*EXERCISE DESCRIPTION*
Rewrite the data below with "Ellipse shape" changed to "Oval shape" everywhere it appears, keeping every other line the same. Leave the pictures out of your copy.

** begin DATA FOR THIS EXERCISE **

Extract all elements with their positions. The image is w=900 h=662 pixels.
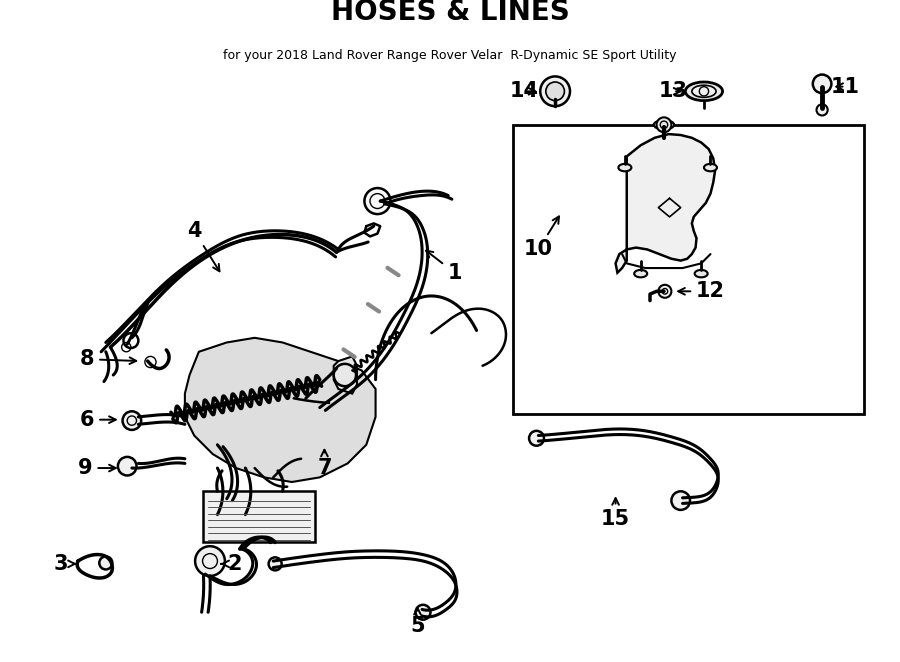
Text: 8: 8 (80, 350, 136, 369)
Text: 4: 4 (187, 221, 220, 271)
Text: 2: 2 (221, 554, 241, 574)
Text: 7: 7 (317, 449, 332, 478)
Circle shape (659, 285, 671, 298)
Ellipse shape (704, 164, 717, 171)
Bar (203, 491, 315, 542)
Polygon shape (616, 134, 716, 273)
Text: 12: 12 (679, 281, 725, 301)
Text: HOSES & LINES: HOSES & LINES (330, 0, 570, 26)
Circle shape (813, 75, 832, 93)
Circle shape (268, 557, 282, 571)
Circle shape (816, 105, 828, 115)
Circle shape (195, 546, 225, 576)
Ellipse shape (634, 270, 647, 277)
Circle shape (122, 411, 141, 430)
Text: 3: 3 (54, 554, 75, 574)
Ellipse shape (653, 120, 674, 130)
Ellipse shape (695, 270, 707, 277)
Text: 6: 6 (80, 410, 116, 430)
Circle shape (671, 491, 690, 510)
Ellipse shape (686, 82, 723, 101)
Text: 11: 11 (831, 77, 860, 97)
Bar (513, 125, 864, 414)
Circle shape (99, 557, 112, 569)
Text: 1: 1 (426, 251, 462, 283)
Text: 9: 9 (78, 458, 116, 478)
Circle shape (545, 82, 564, 101)
Polygon shape (334, 356, 357, 394)
Text: 5: 5 (410, 608, 425, 636)
Circle shape (529, 431, 544, 446)
Ellipse shape (692, 85, 716, 97)
Polygon shape (184, 338, 375, 482)
Circle shape (416, 605, 430, 620)
Ellipse shape (618, 164, 632, 171)
Text: 15: 15 (601, 498, 630, 529)
Circle shape (364, 188, 391, 214)
Text: 13: 13 (659, 81, 688, 101)
Circle shape (334, 364, 356, 386)
Text: for your 2018 Land Rover Range Rover Velar  R-Dynamic SE Sport Utility: for your 2018 Land Rover Range Rover Vel… (223, 50, 677, 62)
Circle shape (118, 457, 137, 475)
Text: 10: 10 (524, 216, 559, 260)
Circle shape (656, 117, 671, 132)
Text: 14: 14 (510, 81, 539, 101)
Circle shape (540, 76, 570, 106)
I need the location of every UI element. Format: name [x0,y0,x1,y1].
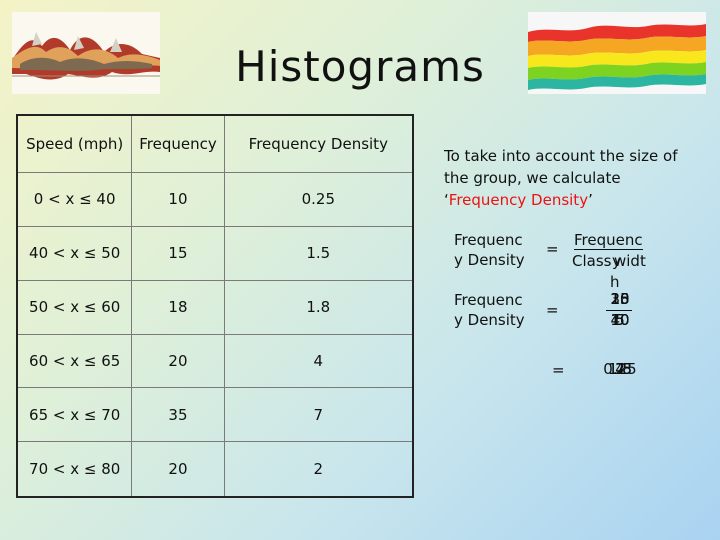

** end DATA FOR THIS EXERCISE **

*TASK ANSWER*
Extract all elements with their positions. The image is w=900 h=662 pixels.
Text: 8: 8 (80, 350, 136, 369)
Text: 4: 4 (187, 221, 220, 271)
Text: 2: 2 (221, 554, 241, 574)
Text: 7: 7 (317, 449, 332, 478)
Circle shape (659, 285, 671, 298)
Oval shape (704, 164, 717, 171)
Bar (203, 491, 315, 542)
Polygon shape (616, 134, 716, 273)
Text: 12: 12 (679, 281, 725, 301)
Text: HOSES & LINES: HOSES & LINES (330, 0, 570, 26)
Circle shape (813, 75, 832, 93)
Circle shape (268, 557, 282, 571)
Circle shape (816, 105, 828, 115)
Circle shape (195, 546, 225, 576)
Oval shape (634, 270, 647, 277)
Circle shape (122, 411, 141, 430)
Text: 3: 3 (54, 554, 75, 574)
Oval shape (653, 120, 674, 130)
Oval shape (695, 270, 707, 277)
Text: 6: 6 (80, 410, 116, 430)
Circle shape (671, 491, 690, 510)
Oval shape (686, 82, 723, 101)
Text: 11: 11 (831, 77, 860, 97)
Bar (513, 125, 864, 414)
Circle shape (99, 557, 112, 569)
Text: 1: 1 (426, 251, 462, 283)
Text: 9: 9 (78, 458, 116, 478)
Circle shape (545, 82, 564, 101)
Polygon shape (334, 356, 357, 394)
Text: 5: 5 (410, 608, 425, 636)
Circle shape (529, 431, 544, 446)
Oval shape (692, 85, 716, 97)
Polygon shape (184, 338, 375, 482)
Circle shape (416, 605, 430, 620)
Oval shape (618, 164, 632, 171)
Text: 15: 15 (601, 498, 630, 529)
Circle shape (364, 188, 391, 214)
Text: 13: 13 (659, 81, 688, 101)
Circle shape (334, 364, 356, 386)
Text: for your 2018 Land Rover Range Rover Velar  R-Dynamic SE Sport Utility: for your 2018 Land Rover Range Rover Vel… (223, 50, 677, 62)
Circle shape (118, 457, 137, 475)
Text: 10: 10 (524, 216, 559, 260)
Circle shape (656, 117, 671, 132)
Text: 14: 14 (510, 81, 539, 101)
Circle shape (540, 76, 570, 106)
I need the location of every UI element. Format: name [x0,y0,x1,y1].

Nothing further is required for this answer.